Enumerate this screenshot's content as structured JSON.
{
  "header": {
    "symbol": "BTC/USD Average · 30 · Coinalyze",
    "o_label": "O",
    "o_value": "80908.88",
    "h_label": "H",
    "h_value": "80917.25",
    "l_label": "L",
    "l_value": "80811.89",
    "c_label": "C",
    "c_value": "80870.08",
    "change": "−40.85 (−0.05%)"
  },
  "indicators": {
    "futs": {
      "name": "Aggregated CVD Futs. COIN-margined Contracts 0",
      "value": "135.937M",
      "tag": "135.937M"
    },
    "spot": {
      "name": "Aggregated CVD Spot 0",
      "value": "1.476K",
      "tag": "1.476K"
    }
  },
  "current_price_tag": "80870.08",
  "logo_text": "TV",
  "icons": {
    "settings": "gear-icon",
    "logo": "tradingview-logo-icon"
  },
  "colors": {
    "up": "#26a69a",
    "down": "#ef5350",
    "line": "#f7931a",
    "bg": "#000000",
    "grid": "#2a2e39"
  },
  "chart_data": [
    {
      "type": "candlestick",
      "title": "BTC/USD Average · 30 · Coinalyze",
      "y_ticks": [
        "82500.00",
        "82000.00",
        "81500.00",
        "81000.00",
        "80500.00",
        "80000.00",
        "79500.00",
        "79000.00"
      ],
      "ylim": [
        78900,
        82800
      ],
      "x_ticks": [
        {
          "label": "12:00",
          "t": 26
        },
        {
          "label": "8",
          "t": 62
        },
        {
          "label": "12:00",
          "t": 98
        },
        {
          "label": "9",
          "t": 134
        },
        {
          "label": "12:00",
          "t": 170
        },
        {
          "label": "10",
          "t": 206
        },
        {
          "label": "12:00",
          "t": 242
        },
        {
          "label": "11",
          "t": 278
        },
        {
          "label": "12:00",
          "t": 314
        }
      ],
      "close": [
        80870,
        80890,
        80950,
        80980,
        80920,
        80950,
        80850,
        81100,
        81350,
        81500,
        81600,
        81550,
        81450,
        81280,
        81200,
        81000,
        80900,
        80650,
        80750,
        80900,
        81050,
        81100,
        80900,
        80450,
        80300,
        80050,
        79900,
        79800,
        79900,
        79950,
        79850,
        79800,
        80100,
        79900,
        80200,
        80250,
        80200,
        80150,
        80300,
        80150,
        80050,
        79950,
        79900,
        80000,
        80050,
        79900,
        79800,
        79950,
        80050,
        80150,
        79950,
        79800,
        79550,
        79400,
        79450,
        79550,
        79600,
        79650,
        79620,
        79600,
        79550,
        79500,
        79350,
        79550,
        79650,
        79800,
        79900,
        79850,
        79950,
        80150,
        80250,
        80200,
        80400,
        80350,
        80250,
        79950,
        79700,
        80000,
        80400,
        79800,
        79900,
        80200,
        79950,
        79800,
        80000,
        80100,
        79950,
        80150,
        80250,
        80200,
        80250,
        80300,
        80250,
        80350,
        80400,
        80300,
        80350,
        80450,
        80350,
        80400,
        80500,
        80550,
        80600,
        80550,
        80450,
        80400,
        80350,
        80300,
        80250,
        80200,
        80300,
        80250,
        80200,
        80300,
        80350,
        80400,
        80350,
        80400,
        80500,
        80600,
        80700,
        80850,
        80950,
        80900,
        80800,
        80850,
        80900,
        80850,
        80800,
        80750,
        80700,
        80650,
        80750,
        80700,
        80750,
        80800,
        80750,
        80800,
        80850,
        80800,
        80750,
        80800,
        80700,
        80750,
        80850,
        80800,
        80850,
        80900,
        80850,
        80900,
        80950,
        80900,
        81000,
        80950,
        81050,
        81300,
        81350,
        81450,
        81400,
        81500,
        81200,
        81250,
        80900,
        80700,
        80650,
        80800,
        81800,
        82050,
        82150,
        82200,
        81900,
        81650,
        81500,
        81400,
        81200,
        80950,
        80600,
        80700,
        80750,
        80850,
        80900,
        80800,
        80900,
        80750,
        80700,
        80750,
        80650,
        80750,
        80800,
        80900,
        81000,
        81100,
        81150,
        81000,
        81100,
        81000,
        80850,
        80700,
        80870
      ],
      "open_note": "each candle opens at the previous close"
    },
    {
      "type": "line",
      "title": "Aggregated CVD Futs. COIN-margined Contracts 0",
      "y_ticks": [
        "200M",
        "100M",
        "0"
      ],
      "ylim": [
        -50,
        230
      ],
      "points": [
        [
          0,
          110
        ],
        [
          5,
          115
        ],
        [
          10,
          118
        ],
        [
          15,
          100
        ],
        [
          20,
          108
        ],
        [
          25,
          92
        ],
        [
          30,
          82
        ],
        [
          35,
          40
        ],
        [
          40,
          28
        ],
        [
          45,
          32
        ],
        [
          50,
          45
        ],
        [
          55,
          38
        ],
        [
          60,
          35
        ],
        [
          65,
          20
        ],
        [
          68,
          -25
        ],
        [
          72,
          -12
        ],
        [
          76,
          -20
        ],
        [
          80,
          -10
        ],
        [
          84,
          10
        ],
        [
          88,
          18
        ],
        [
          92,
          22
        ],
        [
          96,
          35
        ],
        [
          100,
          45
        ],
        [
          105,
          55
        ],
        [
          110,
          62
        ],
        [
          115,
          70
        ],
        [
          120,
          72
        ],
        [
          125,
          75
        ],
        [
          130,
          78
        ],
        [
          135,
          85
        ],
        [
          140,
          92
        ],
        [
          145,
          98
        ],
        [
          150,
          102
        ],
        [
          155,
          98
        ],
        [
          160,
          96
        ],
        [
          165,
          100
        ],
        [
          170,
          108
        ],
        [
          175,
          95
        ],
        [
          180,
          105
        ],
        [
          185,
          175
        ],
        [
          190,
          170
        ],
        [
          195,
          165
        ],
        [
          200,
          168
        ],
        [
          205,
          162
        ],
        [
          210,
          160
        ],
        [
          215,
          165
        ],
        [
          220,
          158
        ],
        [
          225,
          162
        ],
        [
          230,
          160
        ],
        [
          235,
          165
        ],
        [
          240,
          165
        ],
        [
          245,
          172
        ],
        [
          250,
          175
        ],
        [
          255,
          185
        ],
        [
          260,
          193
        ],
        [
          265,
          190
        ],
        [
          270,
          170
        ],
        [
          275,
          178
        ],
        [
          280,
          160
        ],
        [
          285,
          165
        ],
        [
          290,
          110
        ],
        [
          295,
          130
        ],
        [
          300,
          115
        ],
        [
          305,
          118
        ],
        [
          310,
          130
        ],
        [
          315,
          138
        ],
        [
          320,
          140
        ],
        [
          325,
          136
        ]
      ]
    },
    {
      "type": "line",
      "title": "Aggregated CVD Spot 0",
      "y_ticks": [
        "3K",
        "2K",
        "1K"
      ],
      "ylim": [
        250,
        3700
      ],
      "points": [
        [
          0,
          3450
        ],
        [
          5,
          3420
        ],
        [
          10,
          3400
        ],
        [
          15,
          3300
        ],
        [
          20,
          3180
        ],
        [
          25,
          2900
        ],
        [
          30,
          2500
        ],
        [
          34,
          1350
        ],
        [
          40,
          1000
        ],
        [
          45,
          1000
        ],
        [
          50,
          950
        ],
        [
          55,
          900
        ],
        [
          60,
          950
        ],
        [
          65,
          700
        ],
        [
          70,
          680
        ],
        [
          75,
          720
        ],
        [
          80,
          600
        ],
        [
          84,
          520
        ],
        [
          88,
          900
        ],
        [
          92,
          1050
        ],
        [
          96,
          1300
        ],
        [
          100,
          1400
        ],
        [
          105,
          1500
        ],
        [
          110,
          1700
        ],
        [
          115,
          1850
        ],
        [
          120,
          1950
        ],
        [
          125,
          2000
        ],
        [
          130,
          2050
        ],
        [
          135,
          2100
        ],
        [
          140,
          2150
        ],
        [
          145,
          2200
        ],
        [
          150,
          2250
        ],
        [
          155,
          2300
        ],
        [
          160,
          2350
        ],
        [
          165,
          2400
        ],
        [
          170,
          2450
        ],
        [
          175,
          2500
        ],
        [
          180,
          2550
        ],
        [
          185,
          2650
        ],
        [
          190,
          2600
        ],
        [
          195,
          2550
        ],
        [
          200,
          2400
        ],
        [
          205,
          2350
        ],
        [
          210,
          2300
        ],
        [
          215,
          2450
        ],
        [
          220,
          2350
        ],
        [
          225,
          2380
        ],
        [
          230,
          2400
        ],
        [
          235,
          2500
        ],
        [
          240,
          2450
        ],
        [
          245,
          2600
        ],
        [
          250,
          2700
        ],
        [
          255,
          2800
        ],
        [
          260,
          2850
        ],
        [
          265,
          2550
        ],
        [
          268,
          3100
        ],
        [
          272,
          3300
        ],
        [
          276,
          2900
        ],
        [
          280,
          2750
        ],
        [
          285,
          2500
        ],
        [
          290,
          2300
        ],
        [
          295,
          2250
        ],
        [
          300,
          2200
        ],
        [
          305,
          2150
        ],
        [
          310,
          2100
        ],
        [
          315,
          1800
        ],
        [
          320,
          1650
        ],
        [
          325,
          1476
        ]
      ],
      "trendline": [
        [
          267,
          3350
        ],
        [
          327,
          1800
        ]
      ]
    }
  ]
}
·····
◆ **WHAT YOU WILL DO**
Return all lines containing "Contracts".

◆ **WRITTEN SOLUTION**
      "name": "Aggregated CVD Futs. COIN-margined Contracts 0",
      "title": "Aggregated CVD Futs. COIN-margined Contracts 0",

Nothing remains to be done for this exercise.